**EXERCISE INSTRUCTIONS:** Find the lines below that contain the string "ePims". Copy each one.

= = = =

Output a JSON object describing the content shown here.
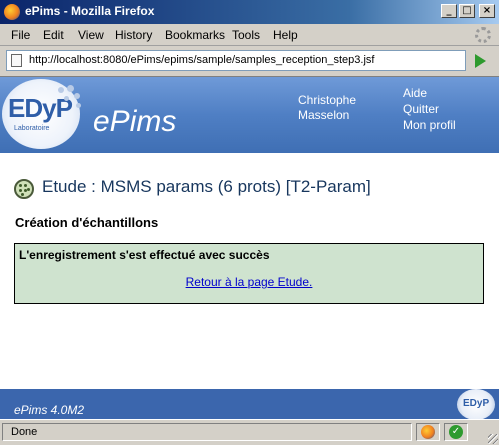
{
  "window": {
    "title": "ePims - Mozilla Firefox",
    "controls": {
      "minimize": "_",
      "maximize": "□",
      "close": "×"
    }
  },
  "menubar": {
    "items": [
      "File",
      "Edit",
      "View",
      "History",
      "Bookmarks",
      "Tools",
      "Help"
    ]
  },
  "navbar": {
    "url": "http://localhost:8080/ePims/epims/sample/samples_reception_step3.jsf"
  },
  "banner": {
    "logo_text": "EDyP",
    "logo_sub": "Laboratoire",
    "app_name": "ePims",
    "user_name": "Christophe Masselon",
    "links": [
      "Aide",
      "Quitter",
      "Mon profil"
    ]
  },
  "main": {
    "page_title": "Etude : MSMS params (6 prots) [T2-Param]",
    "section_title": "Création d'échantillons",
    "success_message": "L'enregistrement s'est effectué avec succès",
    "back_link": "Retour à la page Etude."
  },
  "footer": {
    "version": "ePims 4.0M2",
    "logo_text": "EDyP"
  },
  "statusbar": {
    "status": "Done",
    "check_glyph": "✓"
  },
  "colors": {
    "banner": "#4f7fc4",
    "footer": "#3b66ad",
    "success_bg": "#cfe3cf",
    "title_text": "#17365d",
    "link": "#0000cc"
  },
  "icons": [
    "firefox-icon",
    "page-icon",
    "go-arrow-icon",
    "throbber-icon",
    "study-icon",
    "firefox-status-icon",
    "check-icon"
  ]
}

= = = =

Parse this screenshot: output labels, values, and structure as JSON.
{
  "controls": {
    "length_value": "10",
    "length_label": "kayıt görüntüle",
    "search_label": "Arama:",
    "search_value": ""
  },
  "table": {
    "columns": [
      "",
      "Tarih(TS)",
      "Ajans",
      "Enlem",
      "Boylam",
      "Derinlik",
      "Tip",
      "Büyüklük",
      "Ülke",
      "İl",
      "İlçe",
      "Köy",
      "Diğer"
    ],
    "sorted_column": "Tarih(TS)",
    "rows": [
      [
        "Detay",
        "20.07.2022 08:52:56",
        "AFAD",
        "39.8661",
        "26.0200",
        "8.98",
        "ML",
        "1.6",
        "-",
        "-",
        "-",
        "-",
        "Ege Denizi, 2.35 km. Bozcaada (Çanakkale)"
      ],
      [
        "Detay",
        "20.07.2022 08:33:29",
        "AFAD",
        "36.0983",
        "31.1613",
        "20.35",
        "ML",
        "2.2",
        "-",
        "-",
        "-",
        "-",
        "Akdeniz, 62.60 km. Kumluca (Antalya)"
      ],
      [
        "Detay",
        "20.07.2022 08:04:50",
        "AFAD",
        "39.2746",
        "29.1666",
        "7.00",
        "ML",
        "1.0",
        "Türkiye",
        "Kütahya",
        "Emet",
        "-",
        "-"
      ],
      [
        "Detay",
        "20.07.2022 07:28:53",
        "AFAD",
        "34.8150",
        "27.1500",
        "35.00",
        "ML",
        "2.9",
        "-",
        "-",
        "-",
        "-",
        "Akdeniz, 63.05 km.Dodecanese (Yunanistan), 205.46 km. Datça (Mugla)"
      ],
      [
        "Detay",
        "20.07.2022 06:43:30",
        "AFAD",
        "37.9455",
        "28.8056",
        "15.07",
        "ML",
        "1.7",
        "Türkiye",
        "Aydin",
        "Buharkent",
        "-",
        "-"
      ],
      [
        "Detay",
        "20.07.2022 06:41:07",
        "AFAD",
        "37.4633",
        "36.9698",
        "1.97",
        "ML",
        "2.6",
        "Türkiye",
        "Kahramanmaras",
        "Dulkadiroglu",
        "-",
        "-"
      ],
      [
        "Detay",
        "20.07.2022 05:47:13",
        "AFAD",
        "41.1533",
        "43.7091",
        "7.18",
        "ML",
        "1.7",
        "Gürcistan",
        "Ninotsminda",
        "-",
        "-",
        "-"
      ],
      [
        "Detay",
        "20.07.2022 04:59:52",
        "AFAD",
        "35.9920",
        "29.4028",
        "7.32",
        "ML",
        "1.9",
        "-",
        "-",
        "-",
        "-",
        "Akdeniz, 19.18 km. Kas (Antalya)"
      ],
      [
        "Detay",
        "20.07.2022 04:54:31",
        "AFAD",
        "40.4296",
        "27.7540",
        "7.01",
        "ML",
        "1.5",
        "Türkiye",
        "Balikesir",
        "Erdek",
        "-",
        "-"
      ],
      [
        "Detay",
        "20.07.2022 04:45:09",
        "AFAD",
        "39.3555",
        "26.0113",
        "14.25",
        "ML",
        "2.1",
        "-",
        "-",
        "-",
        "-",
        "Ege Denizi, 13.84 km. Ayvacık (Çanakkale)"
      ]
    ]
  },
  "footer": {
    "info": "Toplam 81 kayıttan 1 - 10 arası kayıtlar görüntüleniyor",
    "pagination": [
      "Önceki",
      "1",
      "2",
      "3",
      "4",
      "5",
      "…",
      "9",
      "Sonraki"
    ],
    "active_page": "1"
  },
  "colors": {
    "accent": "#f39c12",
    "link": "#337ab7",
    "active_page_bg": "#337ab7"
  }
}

= = = =

**THE REPLY:**
    "title": "ePims - Mozilla Firefox",
    "url": "http://localhost:8080/ePims/epims/sample/samples_reception_step3.jsf"
    "app_name": "ePims",
    "version": "ePims 4.0M2",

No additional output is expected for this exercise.